— start EXTRACTED ENTRIES —

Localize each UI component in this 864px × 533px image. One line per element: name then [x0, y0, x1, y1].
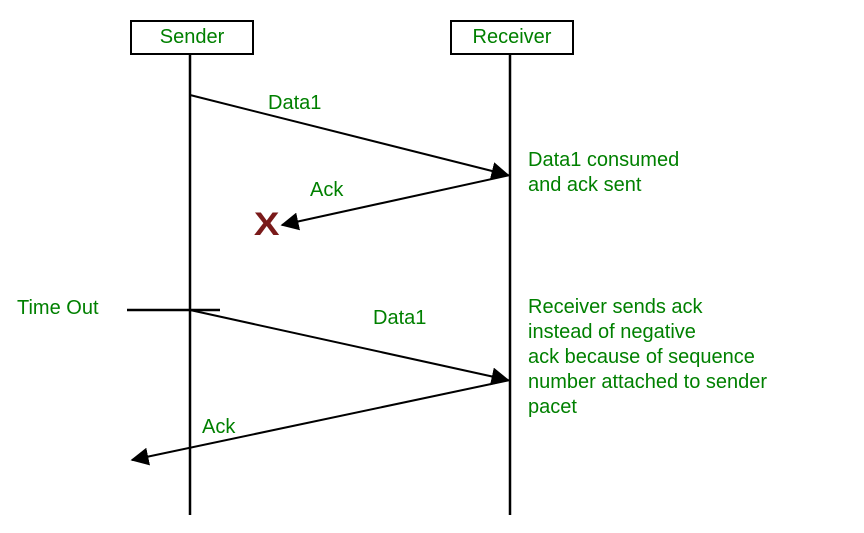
sequence-diagram: Sender Receiver Data1 Ack Data1 Ack Time… [0, 0, 864, 533]
participant-receiver: Receiver [450, 20, 574, 55]
note-receiver-sends-ack: Receiver sends ack instead of negative a… [528, 295, 767, 420]
timeout-label: Time Out [17, 296, 99, 321]
participant-sender: Sender [130, 20, 254, 55]
msg-data1-label-2: Data1 [373, 306, 426, 331]
msg-data1-label-1: Data1 [268, 91, 321, 116]
lost-icon: X [254, 206, 280, 243]
msg-ack-label-2: Ack [202, 415, 235, 440]
diagram-lines [0, 0, 864, 533]
msg-ack-label-1: Ack [310, 178, 343, 203]
note-data1-consumed: Data1 consumed and ack sent [528, 148, 679, 198]
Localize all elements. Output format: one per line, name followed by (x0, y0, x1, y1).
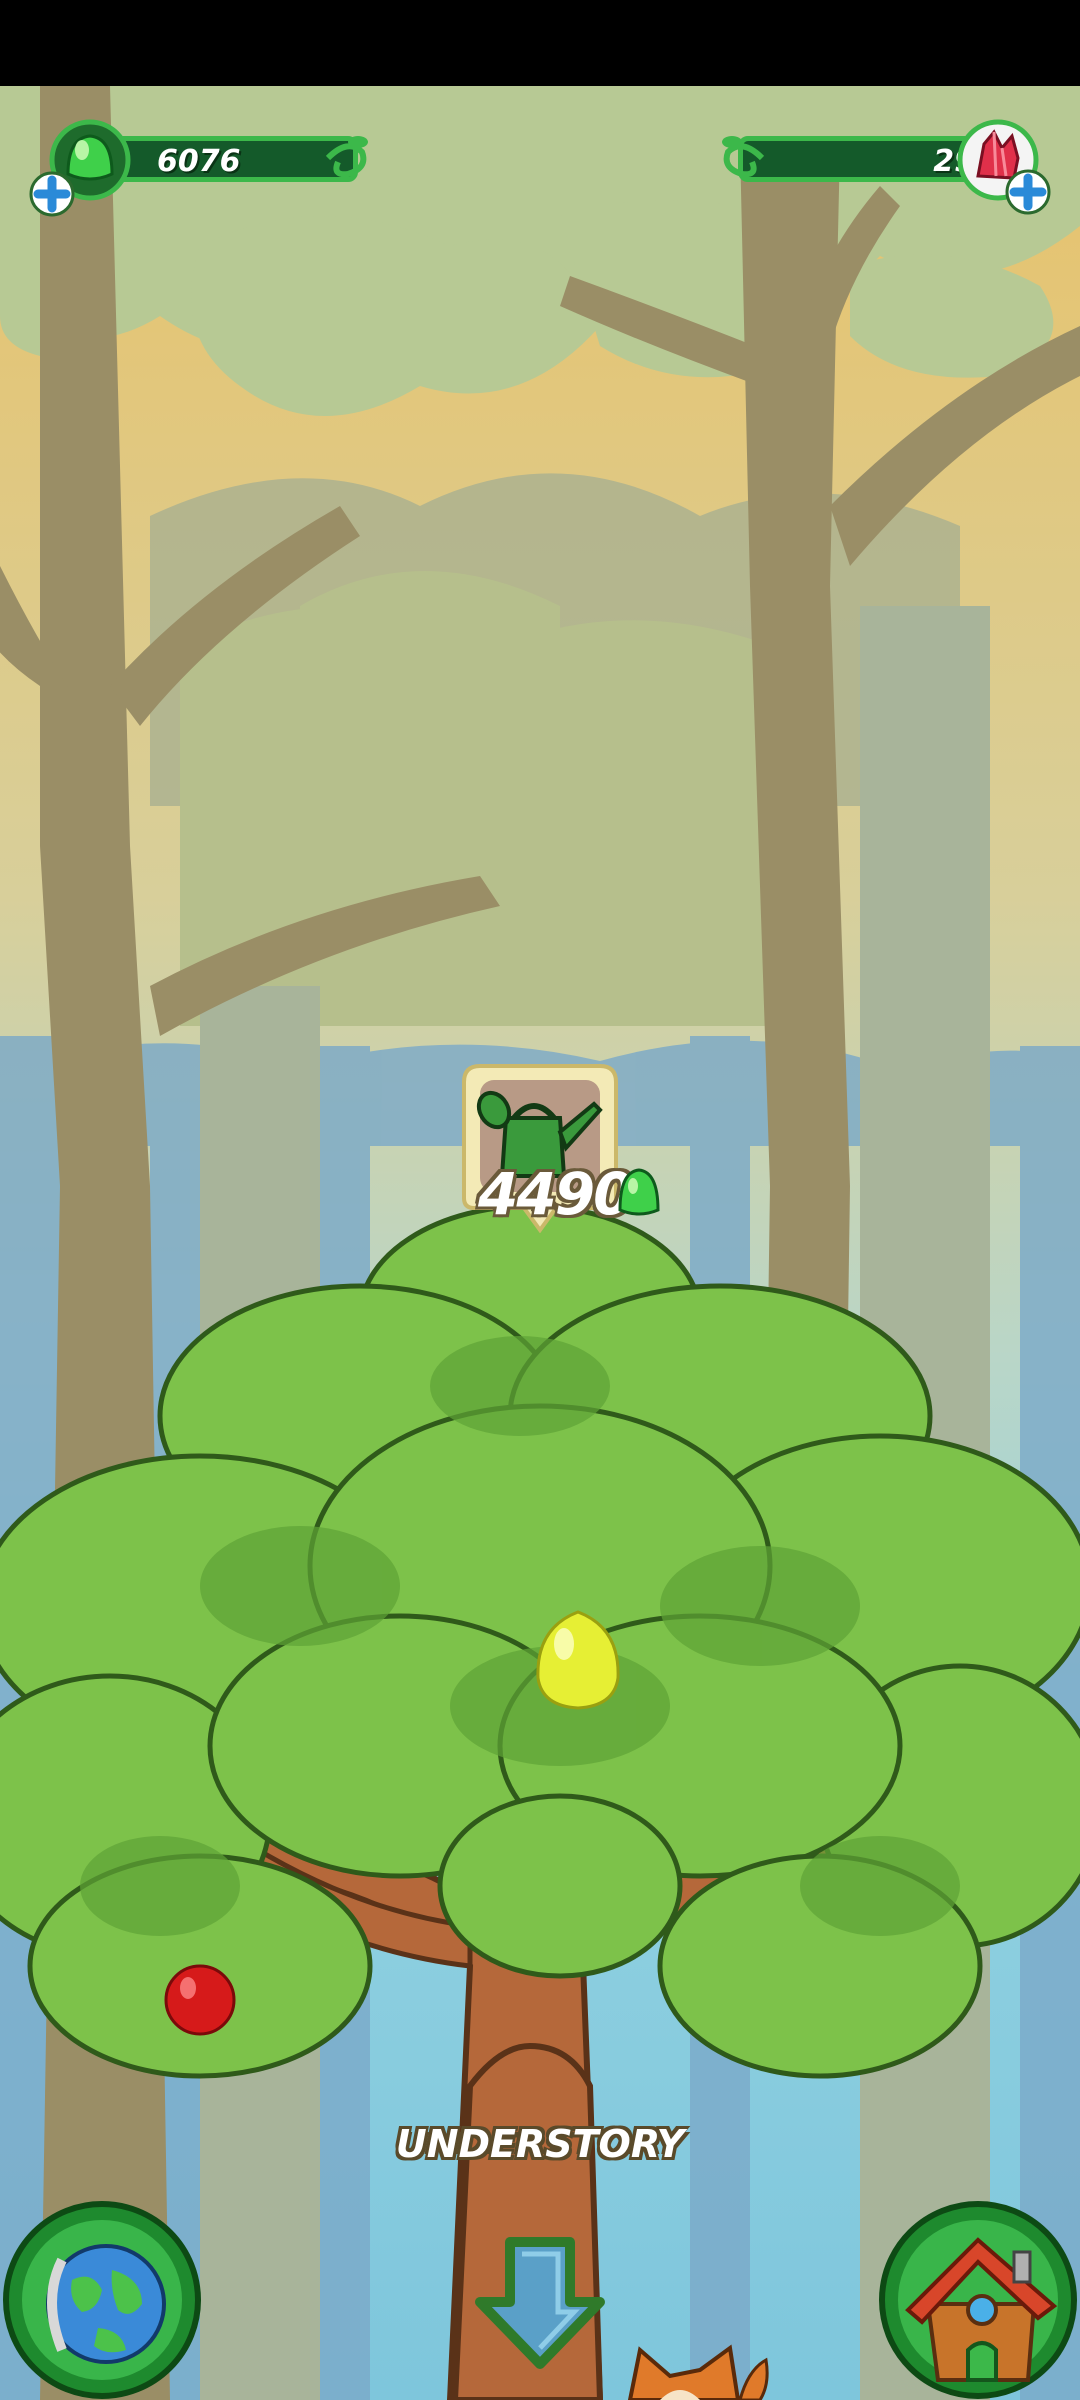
upgrade-cost: 4490 (478, 1160, 633, 1228)
red-currency-counter: 29 (722, 118, 1058, 215)
descend-button[interactable] (470, 2232, 610, 2372)
status-bar (0, 0, 1080, 86)
game-scene (0, 86, 1080, 2400)
house-button[interactable] (878, 2200, 1078, 2400)
level-name: UNDERSTORY (395, 2122, 685, 2166)
fox-character (627, 2344, 769, 2400)
green-gem-icon (618, 1168, 660, 1216)
red-fruit[interactable] (162, 1960, 238, 2040)
down-arrow-icon (475, 2237, 605, 2369)
green-currency-value: 6076 (157, 144, 241, 179)
vine-icon (722, 136, 765, 178)
green-currency-counter: 6076 (28, 118, 368, 217)
vine-icon (325, 136, 368, 178)
globe-icon (46, 2244, 166, 2364)
add-red-currency-button[interactable] (1004, 168, 1052, 216)
add-green-currency-button[interactable] (28, 170, 76, 218)
yellow-fruit[interactable] (528, 1608, 628, 1712)
globe-button[interactable] (2, 2200, 202, 2400)
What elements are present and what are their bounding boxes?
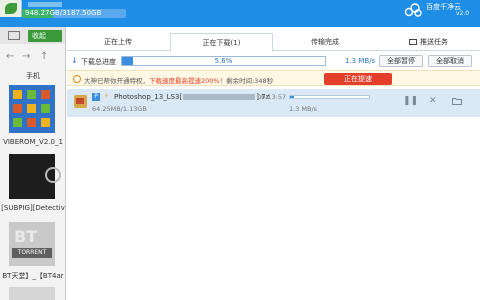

— end EXTRACTED ENTRIES —

SET TASK -> Can you pull out the listing word for word, beginning at its very first line and stopping after the line that contains "note-data1-consumed: Data1 consumed", with the pictures left out?

THE REPLY ->
Localize each UI component in this 864px × 533px image. One line per element: name then [x0, y0, x1, y1].
sequence-diagram: Sender Receiver Data1 Ack Data1 Ack Time… [0, 0, 864, 533]
participant-receiver: Receiver [450, 20, 574, 55]
note-receiver-sends-ack: Receiver sends ack instead of negative a… [528, 295, 767, 420]
timeout-label: Time Out [17, 296, 99, 321]
participant-sender: Sender [130, 20, 254, 55]
msg-data1-label-2: Data1 [373, 306, 426, 331]
msg-data1-label-1: Data1 [268, 91, 321, 116]
lost-icon: X [254, 206, 280, 243]
msg-ack-label-2: Ack [202, 415, 235, 440]
diagram-lines [0, 0, 864, 533]
msg-ack-label-1: Ack [310, 178, 343, 203]
note-data1-consumed: Data1 consumed and ack sent [528, 148, 679, 198]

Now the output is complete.